Below are some records; retype all of them exactly.

━━━━

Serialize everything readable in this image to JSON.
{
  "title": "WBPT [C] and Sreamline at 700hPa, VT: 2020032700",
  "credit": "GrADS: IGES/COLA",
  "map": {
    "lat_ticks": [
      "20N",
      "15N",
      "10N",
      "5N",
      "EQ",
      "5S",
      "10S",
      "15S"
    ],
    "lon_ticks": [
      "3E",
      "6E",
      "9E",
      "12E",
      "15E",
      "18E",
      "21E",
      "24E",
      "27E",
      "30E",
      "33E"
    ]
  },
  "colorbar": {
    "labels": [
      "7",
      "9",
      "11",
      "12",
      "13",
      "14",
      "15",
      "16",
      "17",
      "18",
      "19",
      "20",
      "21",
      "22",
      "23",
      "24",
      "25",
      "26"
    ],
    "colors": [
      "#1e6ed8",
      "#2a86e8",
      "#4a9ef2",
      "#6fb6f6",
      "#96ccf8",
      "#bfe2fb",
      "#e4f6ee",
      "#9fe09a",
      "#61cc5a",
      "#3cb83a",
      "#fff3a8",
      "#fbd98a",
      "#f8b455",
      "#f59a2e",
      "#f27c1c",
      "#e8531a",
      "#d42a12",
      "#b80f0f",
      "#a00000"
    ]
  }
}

━━━━

## Solution to this exercise
Serialize everything readable in this image to JSON.
{
  "title": "WBPT [C] and Sreamline at 700hPa, VT: 2020032700",
  "credit": "GrADS: IGES/COLA",
  "map": {
    "lat_ticks": [
      "20N",
      "15N",
      "10N",
      "5N",
      "EQ",
      "5S",
      "10S",
      "15S"
    ],
    "lon_ticks": [
      "3E",
      "6E",
      "9E",
      "12E",
      "15E",
      "18E",
      "21E",
      "24E",
      "27E",
      "30E",
      "33E"
    ]
  },
  "colorbar": {
    "labels": [
      "7",
      "9",
      "11",
      "12",
      "13",
      "14",
      "15",
      "16",
      "17",
      "18",
      "19",
      "20",
      "21",
      "22",
      "23",
      "24",
      "25",
      "26"
    ],
    "colors": [
      "#1e6ed8",
      "#2a86e8",
      "#4a9ef2",
      "#6fb6f6",
      "#96ccf8",
      "#bfe2fb",
      "#e4f6ee",
      "#9fe09a",
      "#61cc5a",
      "#3cb83a",
      "#fff3a8",
      "#fbd98a",
      "#f8b455",
      "#f59a2e",
      "#f27c1c",
      "#e8531a",
      "#d42a12",
      "#b80f0f",
      "#a00000"
    ]
  }
}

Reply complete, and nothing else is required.